**WHAT IS REQUIRED:** Examine the records and identify each line that includes the string "odpisów". Copy those lines.

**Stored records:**

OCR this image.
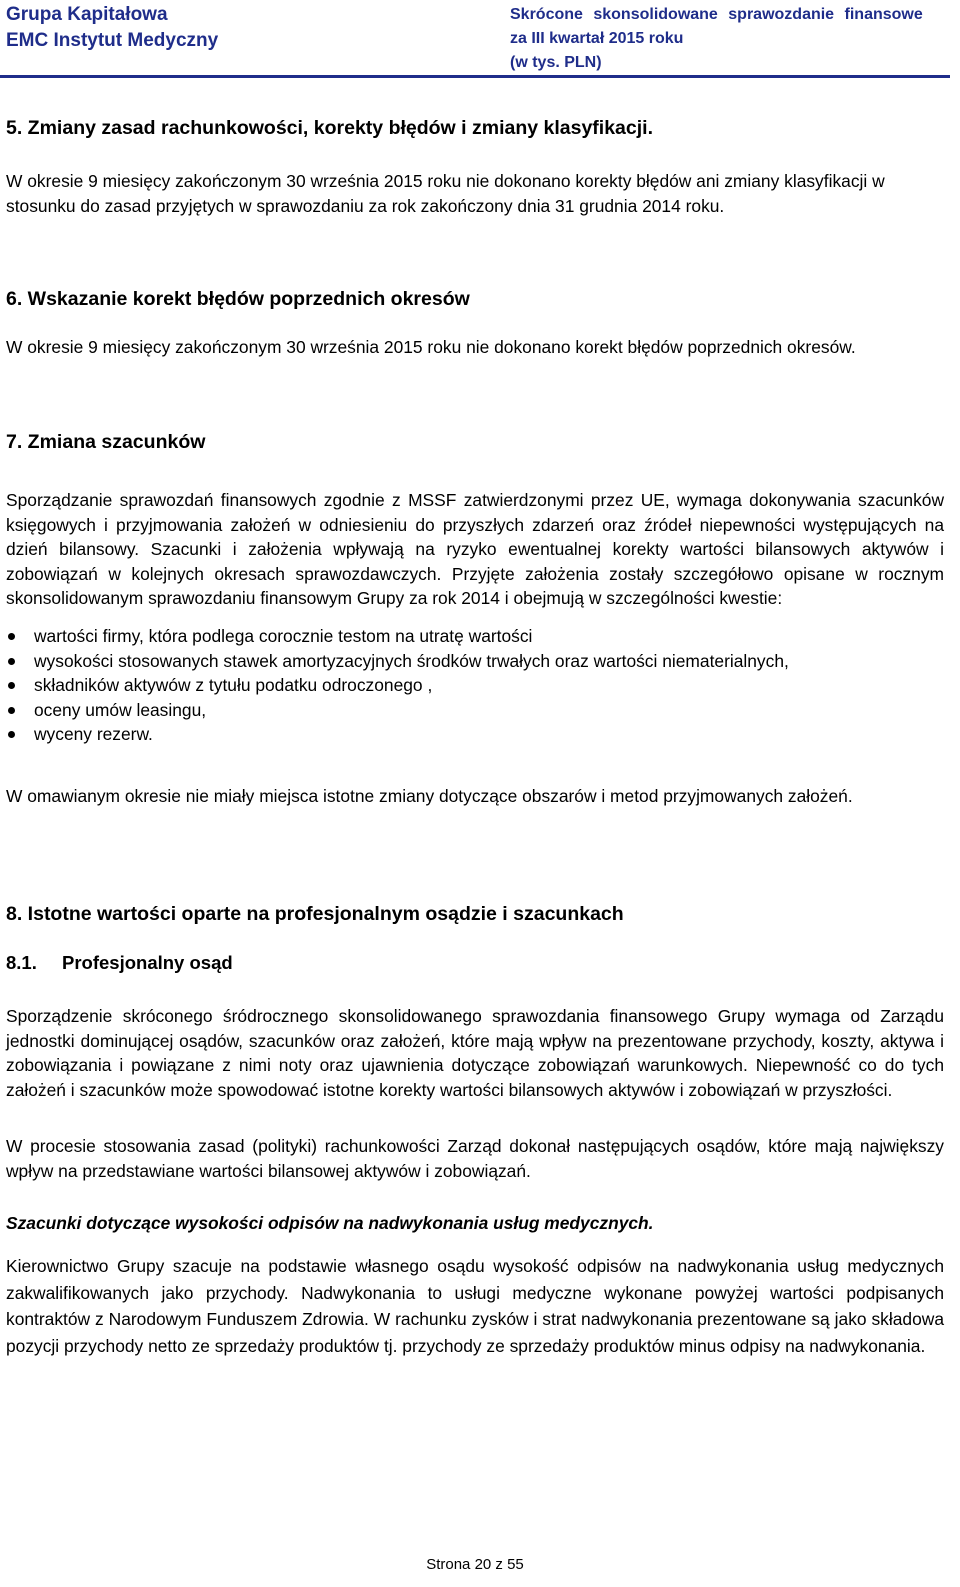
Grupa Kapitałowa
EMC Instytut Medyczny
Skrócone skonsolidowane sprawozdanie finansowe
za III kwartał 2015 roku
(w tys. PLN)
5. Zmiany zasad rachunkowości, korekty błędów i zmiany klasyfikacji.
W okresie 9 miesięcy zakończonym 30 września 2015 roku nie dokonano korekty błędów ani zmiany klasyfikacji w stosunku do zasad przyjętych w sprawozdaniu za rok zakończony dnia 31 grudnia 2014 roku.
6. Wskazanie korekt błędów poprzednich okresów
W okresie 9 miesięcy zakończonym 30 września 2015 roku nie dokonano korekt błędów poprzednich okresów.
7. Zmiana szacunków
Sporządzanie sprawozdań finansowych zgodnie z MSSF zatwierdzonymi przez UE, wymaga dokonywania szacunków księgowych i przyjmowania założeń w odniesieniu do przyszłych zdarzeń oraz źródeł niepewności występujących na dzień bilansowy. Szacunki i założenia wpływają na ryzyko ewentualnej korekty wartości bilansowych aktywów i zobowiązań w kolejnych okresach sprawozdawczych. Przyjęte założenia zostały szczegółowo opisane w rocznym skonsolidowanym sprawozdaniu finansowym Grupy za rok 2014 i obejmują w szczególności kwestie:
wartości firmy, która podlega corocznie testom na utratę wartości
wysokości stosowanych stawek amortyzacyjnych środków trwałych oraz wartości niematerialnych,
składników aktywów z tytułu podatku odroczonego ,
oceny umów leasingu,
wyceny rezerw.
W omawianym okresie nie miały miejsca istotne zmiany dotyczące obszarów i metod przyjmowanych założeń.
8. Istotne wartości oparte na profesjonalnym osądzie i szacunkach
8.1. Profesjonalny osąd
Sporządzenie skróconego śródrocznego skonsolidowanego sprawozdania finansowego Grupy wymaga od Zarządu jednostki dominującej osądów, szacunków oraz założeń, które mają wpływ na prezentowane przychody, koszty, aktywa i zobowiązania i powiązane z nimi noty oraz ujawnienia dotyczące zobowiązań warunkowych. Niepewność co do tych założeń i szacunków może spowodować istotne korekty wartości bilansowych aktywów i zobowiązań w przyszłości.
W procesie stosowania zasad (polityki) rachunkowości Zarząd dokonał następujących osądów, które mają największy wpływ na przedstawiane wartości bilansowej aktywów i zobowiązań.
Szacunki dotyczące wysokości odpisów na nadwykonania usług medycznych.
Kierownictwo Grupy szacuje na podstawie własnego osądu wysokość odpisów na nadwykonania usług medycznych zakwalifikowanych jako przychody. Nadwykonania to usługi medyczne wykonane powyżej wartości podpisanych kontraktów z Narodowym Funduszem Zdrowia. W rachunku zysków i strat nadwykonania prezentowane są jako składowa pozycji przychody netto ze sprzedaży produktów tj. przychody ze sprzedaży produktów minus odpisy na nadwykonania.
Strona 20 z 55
==
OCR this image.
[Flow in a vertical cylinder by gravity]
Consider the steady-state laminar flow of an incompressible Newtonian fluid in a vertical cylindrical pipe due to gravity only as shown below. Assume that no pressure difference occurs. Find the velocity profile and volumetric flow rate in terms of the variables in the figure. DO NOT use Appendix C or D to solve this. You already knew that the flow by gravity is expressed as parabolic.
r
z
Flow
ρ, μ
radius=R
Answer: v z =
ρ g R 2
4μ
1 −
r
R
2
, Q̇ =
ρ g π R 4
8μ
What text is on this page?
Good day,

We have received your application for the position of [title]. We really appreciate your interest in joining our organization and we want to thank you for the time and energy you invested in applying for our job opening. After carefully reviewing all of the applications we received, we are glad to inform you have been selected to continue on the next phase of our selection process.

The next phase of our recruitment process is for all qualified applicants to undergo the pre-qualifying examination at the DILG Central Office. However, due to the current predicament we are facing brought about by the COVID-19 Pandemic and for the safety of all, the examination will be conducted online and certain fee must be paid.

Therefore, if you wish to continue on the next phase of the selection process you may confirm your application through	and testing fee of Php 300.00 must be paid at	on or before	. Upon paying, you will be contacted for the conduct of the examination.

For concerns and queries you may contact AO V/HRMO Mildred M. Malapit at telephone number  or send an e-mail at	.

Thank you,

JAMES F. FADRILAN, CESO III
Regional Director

**EXPECTED ANSWER:**
Szacunki dotyczące wysokości odpisów na nadwykonania usług medycznych.
Kierownictwo Grupy szacuje na podstawie własnego osądu wysokość odpisów na nadwykonania usług medycznych zakwalifikowanych jako przychody. Nadwykonania to usługi medyczne wykonane powyżej wartości podpisanych kontraktów z Narodowym Funduszem Zdrowia. W rachunku zysków i strat nadwykonania prezentowane są jako składowa pozycji przychody netto ze sprzedaży produktów tj. przychody ze sprzedaży produktów minus odpisy na nadwykonania.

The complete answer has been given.